[Part of a data file]
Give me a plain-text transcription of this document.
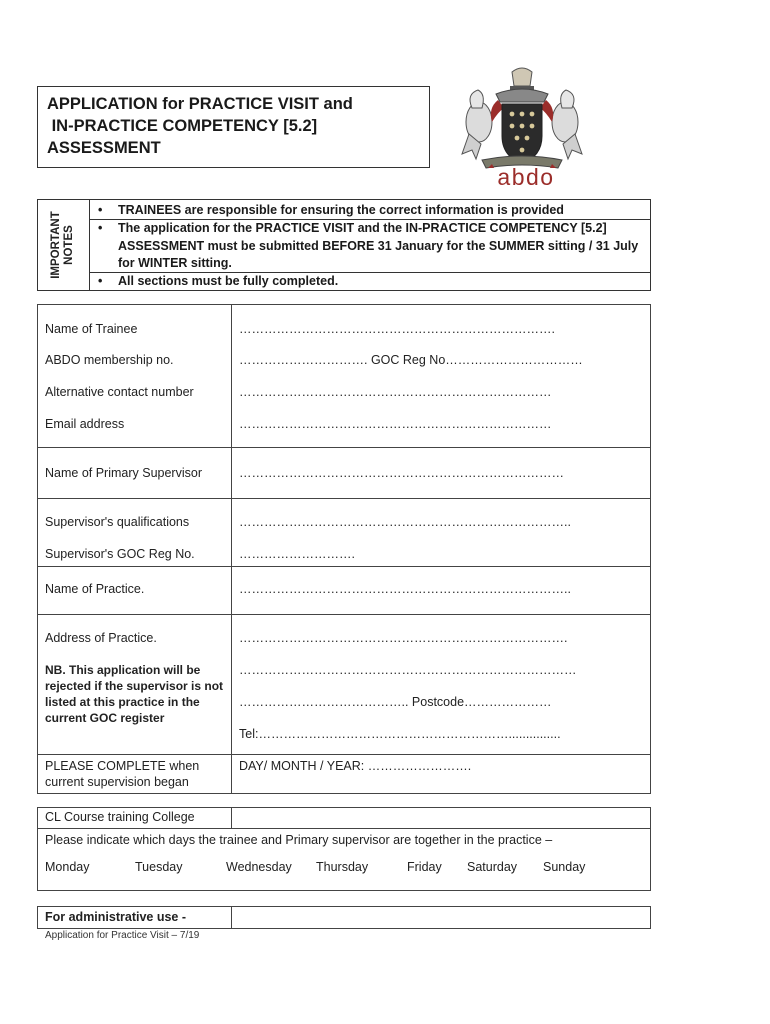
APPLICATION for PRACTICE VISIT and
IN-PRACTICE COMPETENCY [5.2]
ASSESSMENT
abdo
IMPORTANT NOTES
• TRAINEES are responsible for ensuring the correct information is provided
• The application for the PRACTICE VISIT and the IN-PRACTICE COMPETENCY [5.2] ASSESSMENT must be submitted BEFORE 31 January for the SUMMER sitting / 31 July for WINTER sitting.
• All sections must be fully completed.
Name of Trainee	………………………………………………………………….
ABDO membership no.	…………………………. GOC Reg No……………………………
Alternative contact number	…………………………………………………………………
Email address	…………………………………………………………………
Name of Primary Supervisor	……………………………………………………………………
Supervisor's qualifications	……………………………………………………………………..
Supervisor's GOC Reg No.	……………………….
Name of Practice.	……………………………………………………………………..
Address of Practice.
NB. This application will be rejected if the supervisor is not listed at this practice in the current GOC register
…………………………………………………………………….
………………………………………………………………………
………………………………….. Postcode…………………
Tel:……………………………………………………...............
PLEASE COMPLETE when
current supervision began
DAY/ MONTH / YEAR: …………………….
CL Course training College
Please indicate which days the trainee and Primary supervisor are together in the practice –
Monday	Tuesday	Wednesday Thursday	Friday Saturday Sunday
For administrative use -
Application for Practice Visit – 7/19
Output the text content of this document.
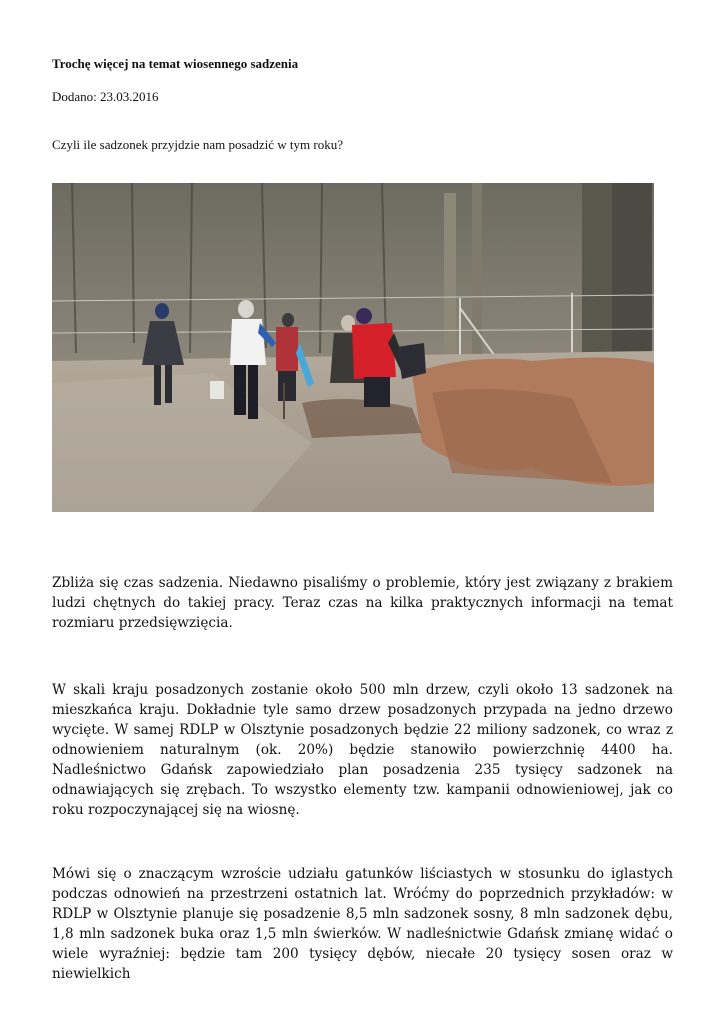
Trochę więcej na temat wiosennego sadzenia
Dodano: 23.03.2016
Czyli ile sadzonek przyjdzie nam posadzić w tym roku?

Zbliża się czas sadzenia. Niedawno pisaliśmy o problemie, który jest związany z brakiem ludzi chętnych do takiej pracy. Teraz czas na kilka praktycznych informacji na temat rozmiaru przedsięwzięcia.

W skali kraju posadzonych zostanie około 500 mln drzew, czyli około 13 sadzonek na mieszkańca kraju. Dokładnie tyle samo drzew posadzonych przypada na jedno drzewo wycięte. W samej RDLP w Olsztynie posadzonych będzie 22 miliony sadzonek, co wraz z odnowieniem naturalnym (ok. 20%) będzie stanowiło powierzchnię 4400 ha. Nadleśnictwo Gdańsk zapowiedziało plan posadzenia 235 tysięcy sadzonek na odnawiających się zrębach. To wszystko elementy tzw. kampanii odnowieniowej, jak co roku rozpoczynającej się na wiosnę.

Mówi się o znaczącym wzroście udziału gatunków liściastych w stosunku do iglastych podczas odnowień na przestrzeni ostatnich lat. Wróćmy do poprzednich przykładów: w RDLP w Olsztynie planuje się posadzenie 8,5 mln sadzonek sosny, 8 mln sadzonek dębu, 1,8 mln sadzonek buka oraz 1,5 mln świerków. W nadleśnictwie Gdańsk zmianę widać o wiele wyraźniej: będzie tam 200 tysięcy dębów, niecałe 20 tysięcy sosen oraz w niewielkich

...

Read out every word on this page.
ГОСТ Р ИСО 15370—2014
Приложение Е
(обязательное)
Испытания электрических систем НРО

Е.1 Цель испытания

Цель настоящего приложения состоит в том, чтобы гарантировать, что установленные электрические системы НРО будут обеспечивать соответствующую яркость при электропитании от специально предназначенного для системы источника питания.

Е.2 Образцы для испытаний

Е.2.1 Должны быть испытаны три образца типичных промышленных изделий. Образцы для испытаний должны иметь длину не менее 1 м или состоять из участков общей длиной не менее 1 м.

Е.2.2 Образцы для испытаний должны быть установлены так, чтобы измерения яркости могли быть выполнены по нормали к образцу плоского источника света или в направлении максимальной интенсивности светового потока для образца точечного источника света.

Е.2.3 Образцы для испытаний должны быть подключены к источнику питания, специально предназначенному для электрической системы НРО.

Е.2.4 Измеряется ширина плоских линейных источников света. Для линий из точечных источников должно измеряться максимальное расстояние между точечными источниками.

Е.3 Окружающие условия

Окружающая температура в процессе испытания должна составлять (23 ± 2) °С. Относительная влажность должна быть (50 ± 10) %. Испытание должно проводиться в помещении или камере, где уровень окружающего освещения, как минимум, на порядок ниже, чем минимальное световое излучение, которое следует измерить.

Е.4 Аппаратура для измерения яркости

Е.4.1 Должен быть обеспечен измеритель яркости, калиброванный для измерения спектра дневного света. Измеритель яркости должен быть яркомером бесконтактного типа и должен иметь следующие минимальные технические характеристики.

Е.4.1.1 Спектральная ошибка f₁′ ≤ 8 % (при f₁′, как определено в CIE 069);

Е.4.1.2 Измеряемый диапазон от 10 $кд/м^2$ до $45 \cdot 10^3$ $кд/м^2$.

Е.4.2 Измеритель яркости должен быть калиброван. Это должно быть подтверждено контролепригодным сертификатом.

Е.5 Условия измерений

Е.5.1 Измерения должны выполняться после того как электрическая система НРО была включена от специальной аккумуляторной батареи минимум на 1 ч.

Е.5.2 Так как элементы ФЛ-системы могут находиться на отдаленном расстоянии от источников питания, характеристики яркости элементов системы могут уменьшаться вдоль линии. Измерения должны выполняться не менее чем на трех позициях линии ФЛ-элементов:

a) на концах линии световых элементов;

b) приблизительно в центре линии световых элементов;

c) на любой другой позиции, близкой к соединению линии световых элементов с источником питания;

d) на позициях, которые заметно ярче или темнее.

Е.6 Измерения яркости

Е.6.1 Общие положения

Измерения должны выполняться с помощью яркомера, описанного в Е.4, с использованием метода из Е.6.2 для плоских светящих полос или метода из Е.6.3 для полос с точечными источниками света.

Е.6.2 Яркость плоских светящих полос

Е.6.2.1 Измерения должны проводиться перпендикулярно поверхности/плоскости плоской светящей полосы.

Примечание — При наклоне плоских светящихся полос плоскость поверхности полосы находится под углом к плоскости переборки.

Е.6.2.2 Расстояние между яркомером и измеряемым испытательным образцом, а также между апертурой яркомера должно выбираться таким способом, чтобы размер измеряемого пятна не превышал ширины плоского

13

**Goal of the exercise**
Identify the lines above with the word "Цель". Copy them.

**Final result**
Е.1 Цель испытания
Цель настоящего приложения состоит в том, чтобы гарантировать, что установленные электрические системы НРО будут обеспечивать соответствующую яркость при электропитании от специально предназначенного для системы источника питания.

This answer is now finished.